To do: Select the lines of the records containing the word "this" and list them.

— START —

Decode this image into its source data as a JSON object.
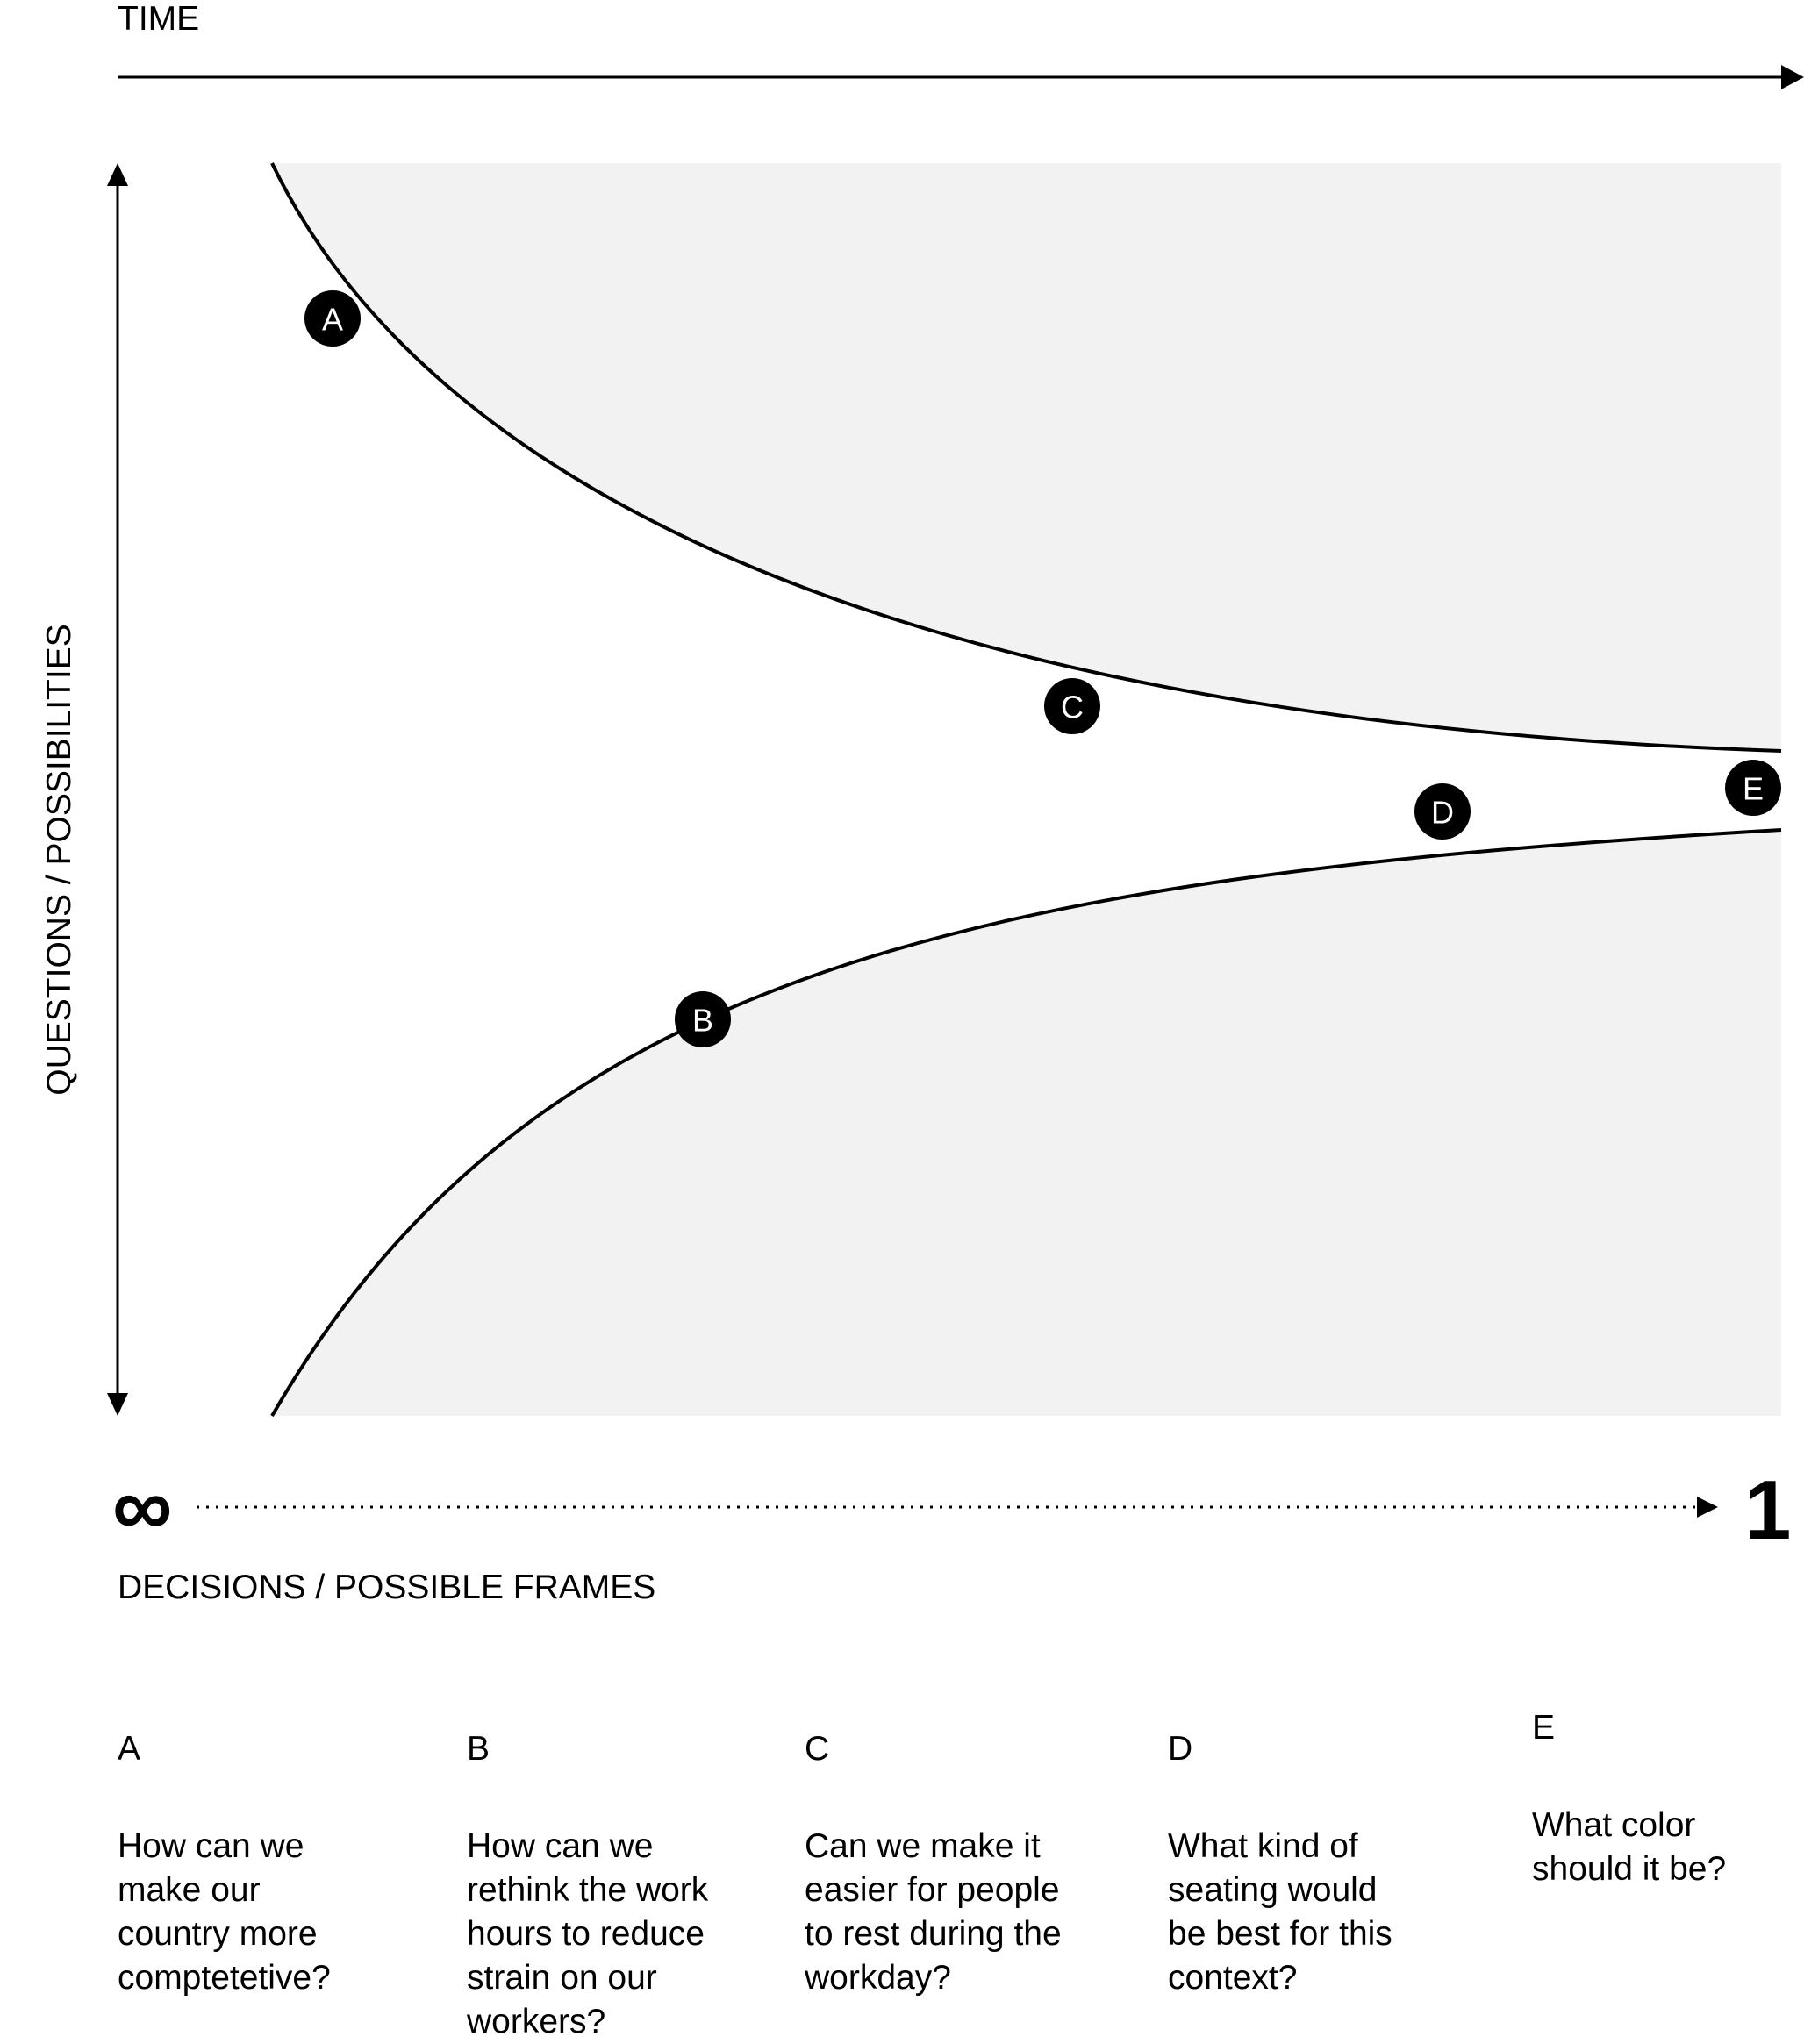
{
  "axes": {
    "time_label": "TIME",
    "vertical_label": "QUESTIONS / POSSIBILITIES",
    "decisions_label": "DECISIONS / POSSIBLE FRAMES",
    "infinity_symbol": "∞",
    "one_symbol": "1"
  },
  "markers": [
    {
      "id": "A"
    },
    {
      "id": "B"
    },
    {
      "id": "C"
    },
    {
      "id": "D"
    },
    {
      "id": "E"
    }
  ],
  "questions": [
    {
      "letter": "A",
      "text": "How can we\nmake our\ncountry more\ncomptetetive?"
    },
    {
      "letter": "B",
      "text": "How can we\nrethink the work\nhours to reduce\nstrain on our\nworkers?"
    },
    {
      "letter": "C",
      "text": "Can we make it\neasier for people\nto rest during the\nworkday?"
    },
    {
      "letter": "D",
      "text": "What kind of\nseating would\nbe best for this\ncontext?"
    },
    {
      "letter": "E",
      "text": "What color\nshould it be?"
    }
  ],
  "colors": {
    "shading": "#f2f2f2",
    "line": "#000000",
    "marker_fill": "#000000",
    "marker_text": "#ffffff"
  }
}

— END —
— START —

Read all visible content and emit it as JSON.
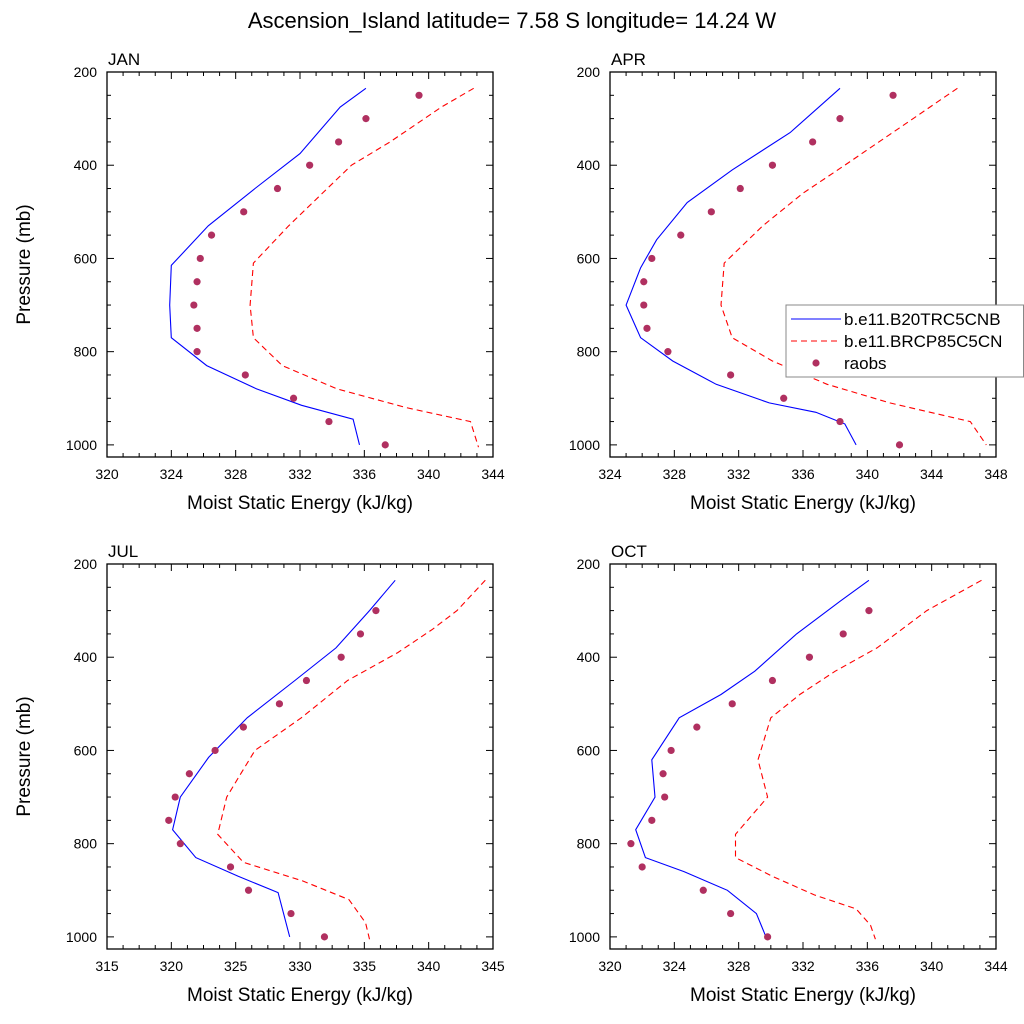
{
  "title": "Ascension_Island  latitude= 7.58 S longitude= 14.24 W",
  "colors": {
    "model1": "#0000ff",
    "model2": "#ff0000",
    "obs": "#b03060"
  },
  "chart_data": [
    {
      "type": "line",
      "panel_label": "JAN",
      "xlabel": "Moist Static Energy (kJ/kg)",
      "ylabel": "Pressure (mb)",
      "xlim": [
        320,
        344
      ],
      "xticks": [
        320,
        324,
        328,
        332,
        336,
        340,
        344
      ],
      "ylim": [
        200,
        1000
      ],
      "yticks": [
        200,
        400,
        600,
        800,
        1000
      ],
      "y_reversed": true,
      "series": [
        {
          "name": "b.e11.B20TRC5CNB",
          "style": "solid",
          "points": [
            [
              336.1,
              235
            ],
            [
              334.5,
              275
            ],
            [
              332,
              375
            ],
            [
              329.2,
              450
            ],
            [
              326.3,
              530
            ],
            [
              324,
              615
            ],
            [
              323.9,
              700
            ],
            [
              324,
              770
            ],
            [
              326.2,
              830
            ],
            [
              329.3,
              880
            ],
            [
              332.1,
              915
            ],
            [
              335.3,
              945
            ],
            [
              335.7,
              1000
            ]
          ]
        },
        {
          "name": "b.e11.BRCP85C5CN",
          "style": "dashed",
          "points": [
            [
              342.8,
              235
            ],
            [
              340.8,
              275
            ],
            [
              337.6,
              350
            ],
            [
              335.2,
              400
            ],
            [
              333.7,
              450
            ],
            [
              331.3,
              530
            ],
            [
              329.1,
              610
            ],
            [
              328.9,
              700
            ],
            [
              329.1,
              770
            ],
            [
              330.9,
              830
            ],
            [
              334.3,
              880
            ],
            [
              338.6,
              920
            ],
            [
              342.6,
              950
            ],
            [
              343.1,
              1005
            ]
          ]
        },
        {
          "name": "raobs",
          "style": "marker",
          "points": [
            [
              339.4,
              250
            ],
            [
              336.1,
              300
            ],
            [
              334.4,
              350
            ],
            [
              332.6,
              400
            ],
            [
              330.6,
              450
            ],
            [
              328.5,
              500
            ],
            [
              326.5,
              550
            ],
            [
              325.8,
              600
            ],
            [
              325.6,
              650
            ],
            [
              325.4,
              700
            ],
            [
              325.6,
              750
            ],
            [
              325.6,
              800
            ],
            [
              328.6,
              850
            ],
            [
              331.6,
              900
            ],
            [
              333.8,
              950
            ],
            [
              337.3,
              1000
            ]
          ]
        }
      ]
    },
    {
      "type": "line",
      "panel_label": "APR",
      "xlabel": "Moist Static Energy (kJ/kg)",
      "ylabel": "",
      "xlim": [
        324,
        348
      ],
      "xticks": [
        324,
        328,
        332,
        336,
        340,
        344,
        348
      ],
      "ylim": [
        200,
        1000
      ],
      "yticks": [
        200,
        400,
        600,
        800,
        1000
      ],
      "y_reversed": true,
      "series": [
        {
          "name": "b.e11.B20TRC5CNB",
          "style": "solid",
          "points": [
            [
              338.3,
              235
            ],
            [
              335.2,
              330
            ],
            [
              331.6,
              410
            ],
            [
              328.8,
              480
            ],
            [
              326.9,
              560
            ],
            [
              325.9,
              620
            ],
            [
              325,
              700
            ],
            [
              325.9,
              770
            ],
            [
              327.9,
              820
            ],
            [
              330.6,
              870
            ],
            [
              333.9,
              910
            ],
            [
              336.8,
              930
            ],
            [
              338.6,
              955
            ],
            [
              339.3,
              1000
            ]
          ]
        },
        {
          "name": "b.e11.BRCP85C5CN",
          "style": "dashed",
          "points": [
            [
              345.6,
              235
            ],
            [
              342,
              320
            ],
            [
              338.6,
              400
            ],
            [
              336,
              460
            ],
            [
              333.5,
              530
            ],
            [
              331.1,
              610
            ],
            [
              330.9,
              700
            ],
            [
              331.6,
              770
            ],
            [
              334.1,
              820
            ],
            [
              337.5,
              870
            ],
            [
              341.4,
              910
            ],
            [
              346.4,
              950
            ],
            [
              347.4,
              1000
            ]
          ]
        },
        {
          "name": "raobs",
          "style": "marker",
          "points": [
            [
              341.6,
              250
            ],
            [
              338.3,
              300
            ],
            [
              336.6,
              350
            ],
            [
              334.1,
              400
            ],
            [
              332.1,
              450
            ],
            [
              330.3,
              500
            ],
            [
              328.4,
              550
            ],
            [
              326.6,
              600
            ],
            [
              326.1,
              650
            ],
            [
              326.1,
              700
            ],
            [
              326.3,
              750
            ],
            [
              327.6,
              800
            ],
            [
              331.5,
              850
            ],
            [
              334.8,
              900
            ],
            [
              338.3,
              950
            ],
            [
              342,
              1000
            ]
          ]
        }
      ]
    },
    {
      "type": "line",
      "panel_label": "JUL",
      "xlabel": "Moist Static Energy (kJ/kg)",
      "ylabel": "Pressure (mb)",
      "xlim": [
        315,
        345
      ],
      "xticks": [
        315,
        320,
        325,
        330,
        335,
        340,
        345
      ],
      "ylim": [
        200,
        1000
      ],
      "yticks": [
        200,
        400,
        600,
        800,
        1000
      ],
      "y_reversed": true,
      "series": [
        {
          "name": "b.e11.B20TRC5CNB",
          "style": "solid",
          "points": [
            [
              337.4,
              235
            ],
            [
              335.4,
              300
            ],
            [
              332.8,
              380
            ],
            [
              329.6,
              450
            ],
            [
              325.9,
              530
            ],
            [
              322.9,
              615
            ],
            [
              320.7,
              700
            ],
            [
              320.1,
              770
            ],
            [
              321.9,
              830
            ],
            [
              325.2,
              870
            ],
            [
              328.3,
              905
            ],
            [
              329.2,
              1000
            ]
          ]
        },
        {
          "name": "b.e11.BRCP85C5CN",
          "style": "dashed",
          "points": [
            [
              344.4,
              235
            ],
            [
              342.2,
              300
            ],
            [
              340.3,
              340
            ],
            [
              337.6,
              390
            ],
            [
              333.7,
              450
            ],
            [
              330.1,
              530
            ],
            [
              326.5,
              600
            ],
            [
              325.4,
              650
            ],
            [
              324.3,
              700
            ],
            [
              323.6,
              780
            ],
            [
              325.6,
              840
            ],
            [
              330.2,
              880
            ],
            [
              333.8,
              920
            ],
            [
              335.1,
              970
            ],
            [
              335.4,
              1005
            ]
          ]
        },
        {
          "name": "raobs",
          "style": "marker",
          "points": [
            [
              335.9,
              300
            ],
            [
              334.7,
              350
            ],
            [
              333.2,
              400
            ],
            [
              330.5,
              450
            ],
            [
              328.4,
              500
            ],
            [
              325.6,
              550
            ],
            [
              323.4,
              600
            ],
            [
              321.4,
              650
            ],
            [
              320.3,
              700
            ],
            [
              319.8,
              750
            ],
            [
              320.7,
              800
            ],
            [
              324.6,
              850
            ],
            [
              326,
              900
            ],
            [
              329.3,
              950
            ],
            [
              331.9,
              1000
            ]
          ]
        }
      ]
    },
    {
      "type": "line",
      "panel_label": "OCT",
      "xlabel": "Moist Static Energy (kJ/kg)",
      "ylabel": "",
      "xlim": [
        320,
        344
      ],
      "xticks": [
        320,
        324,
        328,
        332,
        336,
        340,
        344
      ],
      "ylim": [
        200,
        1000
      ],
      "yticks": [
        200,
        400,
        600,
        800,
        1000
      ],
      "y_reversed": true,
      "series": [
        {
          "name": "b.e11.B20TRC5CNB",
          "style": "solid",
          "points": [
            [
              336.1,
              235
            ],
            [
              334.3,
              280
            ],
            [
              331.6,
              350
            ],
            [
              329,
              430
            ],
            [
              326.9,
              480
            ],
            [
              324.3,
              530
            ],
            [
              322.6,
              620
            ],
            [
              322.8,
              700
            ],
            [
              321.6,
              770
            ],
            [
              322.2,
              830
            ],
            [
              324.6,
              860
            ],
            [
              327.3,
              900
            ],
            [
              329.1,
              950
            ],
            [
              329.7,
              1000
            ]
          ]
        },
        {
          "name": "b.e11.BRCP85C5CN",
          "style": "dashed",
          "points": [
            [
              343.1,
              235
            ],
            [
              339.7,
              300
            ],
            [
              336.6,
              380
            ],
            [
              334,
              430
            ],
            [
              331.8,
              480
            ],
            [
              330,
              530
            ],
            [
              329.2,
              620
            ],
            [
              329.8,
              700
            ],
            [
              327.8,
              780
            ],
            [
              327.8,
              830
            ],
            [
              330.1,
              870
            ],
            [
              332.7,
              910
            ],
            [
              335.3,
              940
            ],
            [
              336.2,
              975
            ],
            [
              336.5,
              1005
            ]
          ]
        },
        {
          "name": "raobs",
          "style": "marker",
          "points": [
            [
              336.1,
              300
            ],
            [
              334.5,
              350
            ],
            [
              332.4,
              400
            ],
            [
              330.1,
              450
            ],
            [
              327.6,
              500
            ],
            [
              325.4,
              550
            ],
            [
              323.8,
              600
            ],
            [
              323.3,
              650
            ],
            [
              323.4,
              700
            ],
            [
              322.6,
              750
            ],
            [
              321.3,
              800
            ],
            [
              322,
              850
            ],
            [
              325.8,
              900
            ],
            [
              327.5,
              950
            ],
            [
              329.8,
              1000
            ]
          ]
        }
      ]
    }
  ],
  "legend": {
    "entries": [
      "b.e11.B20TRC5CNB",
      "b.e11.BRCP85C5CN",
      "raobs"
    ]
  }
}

— END —

In response:
Decode this image into its source data as a JSON object.
      "text": "What kind of\nseating would\nbe best for this\ncontext?"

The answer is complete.